# Start of Exercise material

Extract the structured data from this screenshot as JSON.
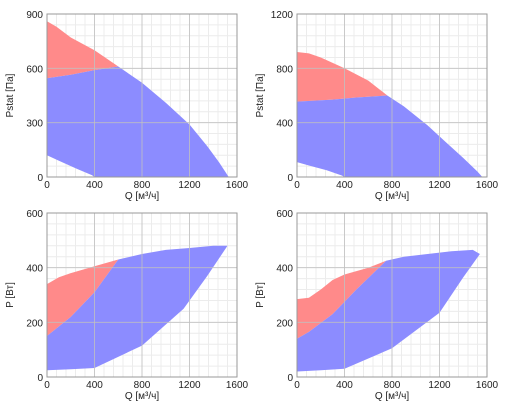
{
  "colors": {
    "red_region": "#ff8a8a",
    "blue_region": "#8c8cff",
    "grid_major": "#c0c0c0",
    "grid_minor": "#ececec",
    "frame": "#999999"
  },
  "chart_data": [
    {
      "type": "area",
      "xlabel": "Q [м³/ч]",
      "ylabel": "Pstat [Па]",
      "xlim": [
        0,
        1600
      ],
      "ylim": [
        0,
        900
      ],
      "xticks": [
        "0",
        "400",
        "800",
        "1200",
        "1600"
      ],
      "yticks": [
        "0",
        "300",
        "600",
        "900"
      ],
      "grid": true,
      "series": [
        {
          "color": "red",
          "polygon": [
            [
              0,
              860
            ],
            [
              80,
              830
            ],
            [
              200,
              770
            ],
            [
              400,
              700
            ],
            [
              600,
              610
            ],
            [
              400,
              590
            ],
            [
              200,
              565
            ],
            [
              0,
              545
            ]
          ]
        },
        {
          "color": "blue",
          "polygon": [
            [
              0,
              545
            ],
            [
              200,
              565
            ],
            [
              400,
              590
            ],
            [
              600,
              610
            ],
            [
              800,
              520
            ],
            [
              1000,
              410
            ],
            [
              1200,
              290
            ],
            [
              1350,
              170
            ],
            [
              1450,
              80
            ],
            [
              1530,
              0
            ],
            [
              1480,
              0
            ],
            [
              1200,
              0
            ],
            [
              800,
              0
            ],
            [
              400,
              0
            ],
            [
              380,
              10
            ],
            [
              250,
              45
            ],
            [
              100,
              90
            ],
            [
              0,
              120
            ]
          ]
        }
      ]
    },
    {
      "type": "area",
      "xlabel": "Q [м³/ч]",
      "ylabel": "Pstat [Па]",
      "xlim": [
        0,
        1600
      ],
      "ylim": [
        0,
        1200
      ],
      "xticks": [
        "0",
        "400",
        "800",
        "1200",
        "1600"
      ],
      "yticks": [
        "0",
        "400",
        "800",
        "1200"
      ],
      "grid": true,
      "series": [
        {
          "color": "red",
          "polygon": [
            [
              0,
              920
            ],
            [
              100,
              910
            ],
            [
              200,
              880
            ],
            [
              400,
              800
            ],
            [
              600,
              710
            ],
            [
              760,
              600
            ],
            [
              500,
              585
            ],
            [
              300,
              570
            ],
            [
              0,
              555
            ]
          ]
        },
        {
          "color": "blue",
          "polygon": [
            [
              0,
              555
            ],
            [
              300,
              570
            ],
            [
              500,
              585
            ],
            [
              760,
              600
            ],
            [
              900,
              520
            ],
            [
              1100,
              380
            ],
            [
              1250,
              260
            ],
            [
              1400,
              140
            ],
            [
              1520,
              40
            ],
            [
              1560,
              0
            ],
            [
              1200,
              0
            ],
            [
              800,
              0
            ],
            [
              400,
              0
            ],
            [
              380,
              10
            ],
            [
              250,
              50
            ],
            [
              100,
              85
            ],
            [
              0,
              110
            ]
          ]
        }
      ]
    },
    {
      "type": "area",
      "xlabel": "Q [м³/ч]",
      "ylabel": "P [Вт]",
      "xlim": [
        0,
        1600
      ],
      "ylim": [
        0,
        600
      ],
      "xticks": [
        "0",
        "400",
        "800",
        "1200",
        "1600"
      ],
      "yticks": [
        "0",
        "200",
        "400",
        "600"
      ],
      "grid": true,
      "series": [
        {
          "color": "red",
          "polygon": [
            [
              0,
              340
            ],
            [
              100,
              365
            ],
            [
              200,
              380
            ],
            [
              400,
              405
            ],
            [
              600,
              430
            ],
            [
              400,
              310
            ],
            [
              200,
              220
            ],
            [
              0,
              150
            ]
          ]
        },
        {
          "color": "blue",
          "polygon": [
            [
              0,
              150
            ],
            [
              200,
              220
            ],
            [
              400,
              310
            ],
            [
              600,
              430
            ],
            [
              800,
              450
            ],
            [
              1000,
              465
            ],
            [
              1200,
              472
            ],
            [
              1400,
              480
            ],
            [
              1520,
              480
            ],
            [
              1350,
              370
            ],
            [
              1150,
              250
            ],
            [
              800,
              115
            ],
            [
              400,
              33
            ],
            [
              200,
              28
            ],
            [
              0,
              25
            ]
          ]
        }
      ]
    },
    {
      "type": "area",
      "xlabel": "Q [м³/ч]",
      "ylabel": "P [Вт]",
      "xlim": [
        0,
        1600
      ],
      "ylim": [
        0,
        600
      ],
      "xticks": [
        "0",
        "400",
        "800",
        "1200",
        "1600"
      ],
      "yticks": [
        "0",
        "200",
        "400",
        "600"
      ],
      "grid": true,
      "series": [
        {
          "color": "red",
          "polygon": [
            [
              0,
              285
            ],
            [
              100,
              290
            ],
            [
              200,
              320
            ],
            [
              300,
              355
            ],
            [
              400,
              375
            ],
            [
              600,
              400
            ],
            [
              750,
              425
            ],
            [
              500,
              320
            ],
            [
              300,
              230
            ],
            [
              100,
              165
            ],
            [
              0,
              140
            ]
          ]
        },
        {
          "color": "blue",
          "polygon": [
            [
              0,
              140
            ],
            [
              100,
              165
            ],
            [
              300,
              230
            ],
            [
              500,
              320
            ],
            [
              750,
              425
            ],
            [
              900,
              440
            ],
            [
              1100,
              450
            ],
            [
              1300,
              460
            ],
            [
              1480,
              465
            ],
            [
              1540,
              450
            ],
            [
              1400,
              365
            ],
            [
              1200,
              235
            ],
            [
              800,
              105
            ],
            [
              400,
              30
            ],
            [
              200,
              25
            ],
            [
              0,
              20
            ]
          ]
        }
      ]
    }
  ]
}
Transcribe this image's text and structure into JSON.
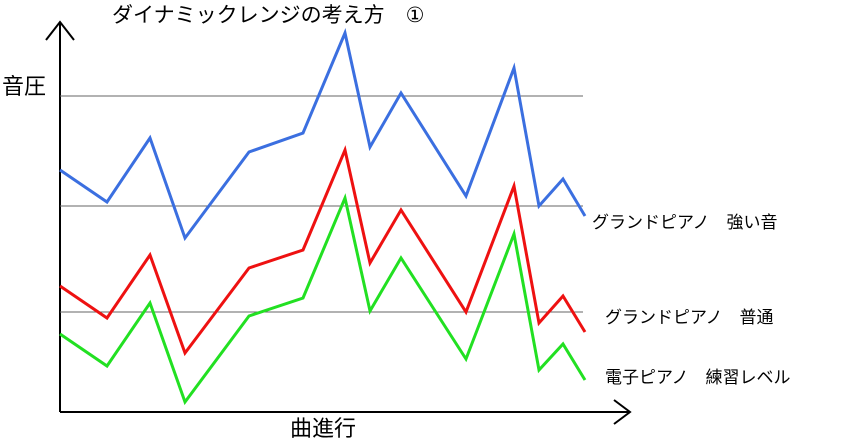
{
  "chart_data": {
    "type": "line",
    "title": "ダイナミックレンジの考え方　①",
    "y_label": "音圧",
    "x_label": "曲進行",
    "x": [
      0,
      47,
      90,
      125,
      189,
      243,
      285,
      310,
      341,
      406,
      454,
      479,
      503,
      525
    ],
    "xlim": [
      0,
      570
    ],
    "ylim": [
      0,
      390
    ],
    "gridlines": [
      316,
      206,
      100
    ],
    "series": [
      {
        "name": "グランドピアノ　強い音",
        "color": "#3b6fe0",
        "values": [
          242,
          210,
          274,
          174,
          260,
          279,
          379,
          265,
          319,
          216,
          344,
          206,
          233,
          196
        ]
      },
      {
        "name": "グランドピアノ　普通",
        "color": "#ee1111",
        "values": [
          126,
          94,
          157,
          59,
          144,
          162,
          262,
          149,
          202,
          100,
          226,
          89,
          116,
          80
        ]
      },
      {
        "name": "電子ピアノ　練習レベル",
        "color": "#22e022",
        "values": [
          78,
          46,
          109,
          10,
          96,
          114,
          214,
          101,
          154,
          53,
          178,
          42,
          68,
          32
        ]
      }
    ]
  }
}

# End of Exercise material

**Required work**.
Report how many lines in the listing include the word "JSON". Give nothing but the count.

**Answer for this exercise**.
2